DATA FOR THE TASK =>
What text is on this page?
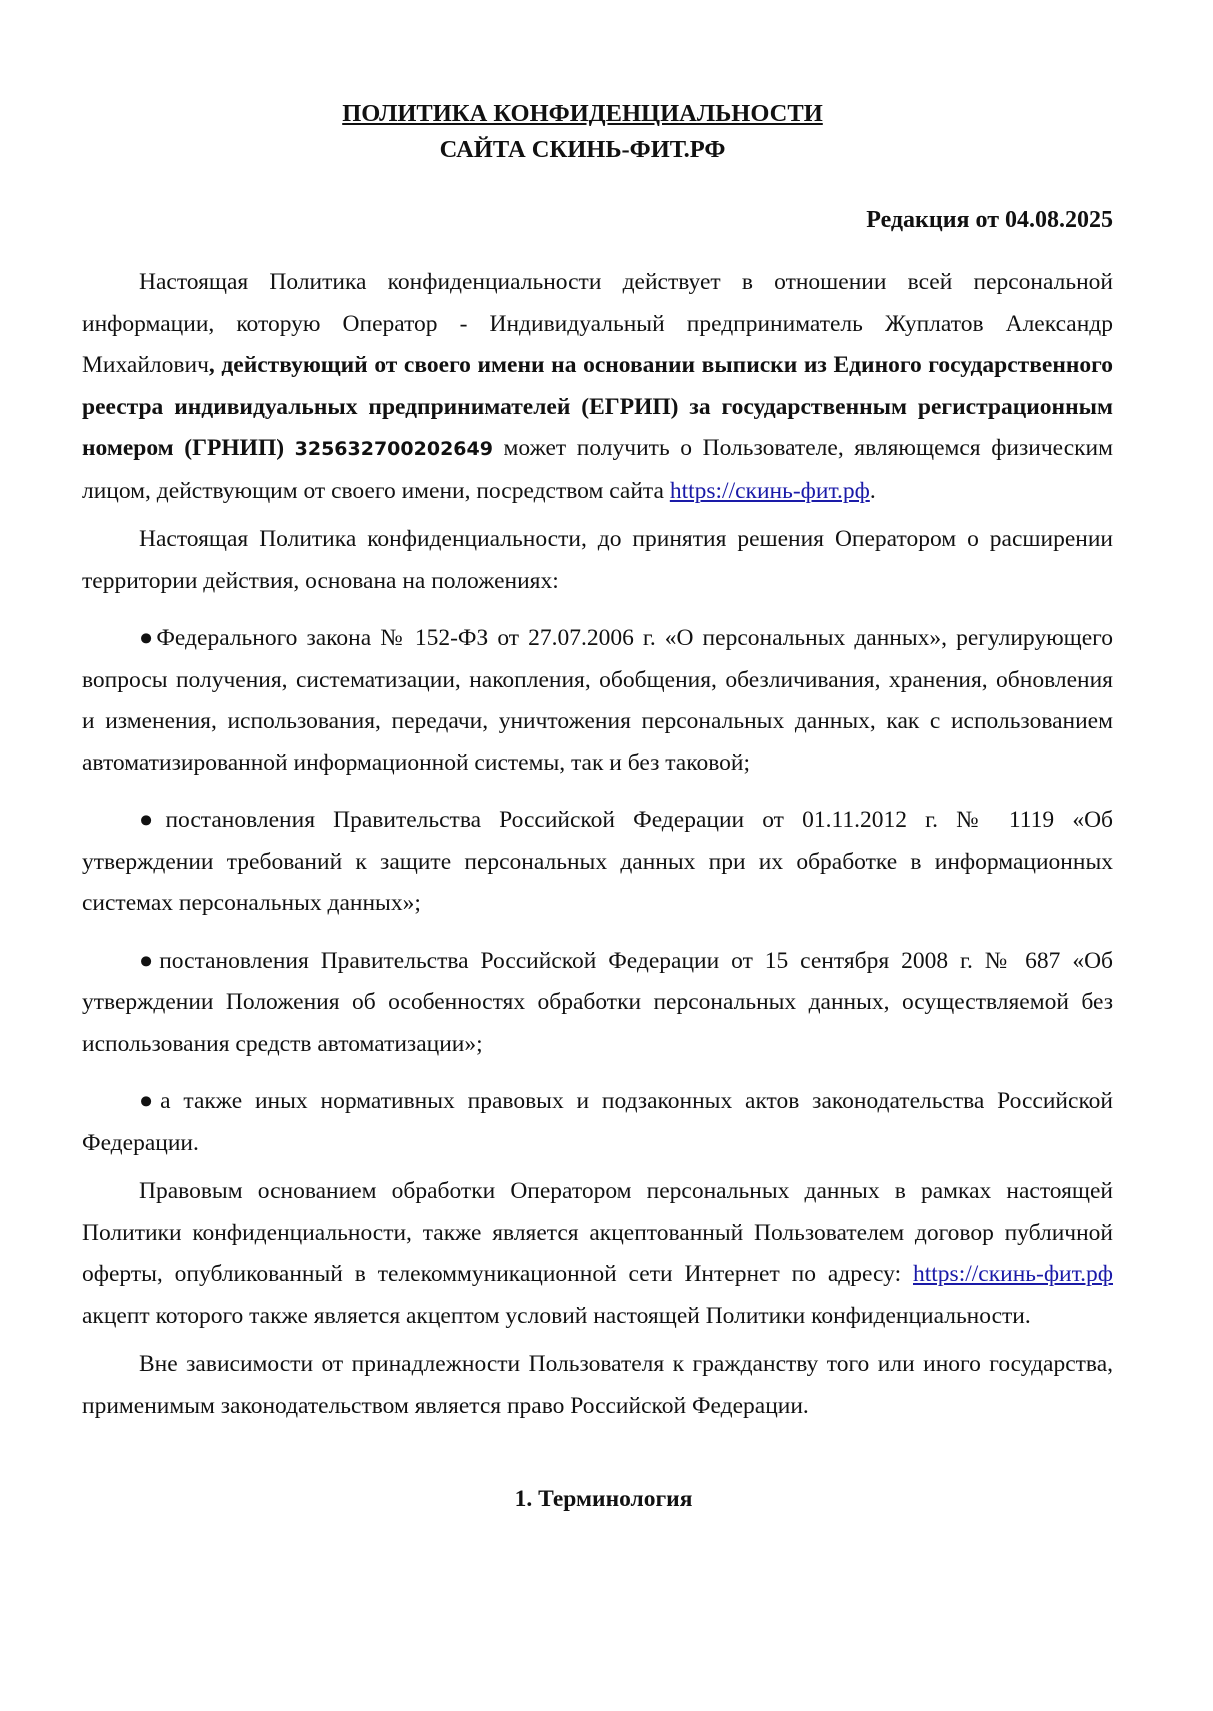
ПОЛИТИКА КОНФИДЕНЦИАЛЬНОСТИ
САЙТА СКИНЬ-ФИТ.РФ
Редакция от 04.08.2025

Настоящая Политика конфиденциальности действует в отношении всей персональной информации, которую Оператор - Индивидуальный предприниматель Жуплатов Александр Михайлович, действующий от своего имени на основании выписки из Единого государственного реестра индивидуальных предпринимателей (ЕГРИП) за государственным регистрационным номером (ГРНИП) 325632700202649 может получить о Пользователе, являющемся физическим лицом, действующим от своего имени, посредством сайта https://скинь-фит.рф.

Настоящая Политика конфиденциальности, до принятия решения Оператором о расширении территории действия, основана на положениях:

●Федерального закона № 152-ФЗ от 27.07.2006 г. «О персональных данных», регулирующего вопросы получения, систематизации, накопления, обобщения, обезличивания, хранения, обновления и изменения, использования, передачи, уничтожения персональных данных, как с использованием автоматизированной информационной системы, так и без таковой;

●постановления Правительства Российской Федерации от 01.11.2012 г. № 1119 «Об утверждении требований к защите персональных данных при их обработке в информационных системах персональных данных»;

●постановления Правительства Российской Федерации от 15 сентября 2008 г. № 687 «Об утверждении Положения об особенностях обработки персональных данных, осуществляемой без использования средств автоматизации»;

●а также иных нормативных правовых и подзаконных актов законодательства Российской Федерации.

Правовым основанием обработки Оператором персональных данных в рамках настоящей Политики конфиденциальности, также является акцептованный Пользователем договор публичной оферты, опубликованный в телекоммуникационной сети Интернет по адресу: https://скинь-фит.рф акцепт которого также является акцептом условий настоящей Политики конфиденциальности.

Вне зависимости от принадлежности Пользователя к гражданству того или иного государства, применимым законодательством является право Российской Федерации.

1. Терминология
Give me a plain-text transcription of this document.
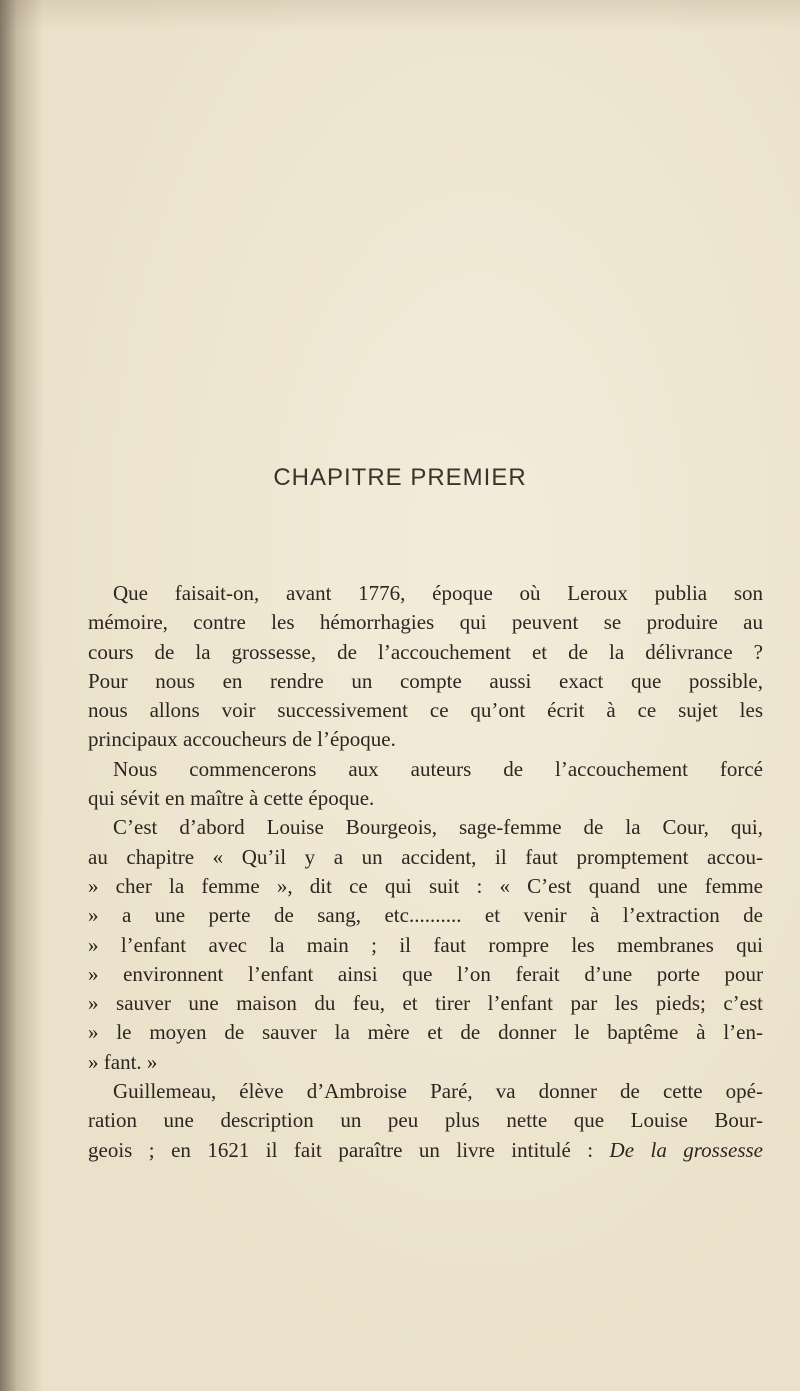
CHAPITRE PREMIER
Que faisait-on, avant 1776, époque où Leroux publia son
mémoire, contre les hémorrhagies qui peuvent se produire au
cours de la grossesse, de l’accouchement et de la délivrance ?
Pour nous en rendre un compte aussi exact que possible,
nous allons voir successivement ce qu’ont écrit à ce sujet les
principaux accoucheurs de l’époque.
Nous commencerons aux auteurs de l’accouchement forcé
qui sévit en maître à cette époque.
C’est d’abord Louise Bourgeois, sage-femme de la Cour, qui,
au chapitre « Qu’il y a un accident, il faut promptement accou-
» cher la femme », dit ce qui suit : « C’est quand une femme
» a une perte de sang, etc.......... et venir à l’extraction de
» l’enfant avec la main ; il faut rompre les membranes qui
» environnent l’enfant ainsi que l’on ferait d’une porte pour
» sauver une maison du feu, et tirer l’enfant par les pieds; c’est
» le moyen de sauver la mère et de donner le baptême à l’en-
» fant. »
Guillemeau, élève d’Ambroise Paré, va donner de cette opé-
ration une description un peu plus nette que Louise Bour-
geois ; en 1621 il fait paraître un livre intitulé : De la grossesse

TASK DIRECTIONS => Identify each line in the entries with the word "accouchement" and copy it.

EXERCISE ANSWER =>
cours de la grossesse, de l’accouchement et de la délivrance ?
Nous commencerons aux auteurs de l’accouchement forcé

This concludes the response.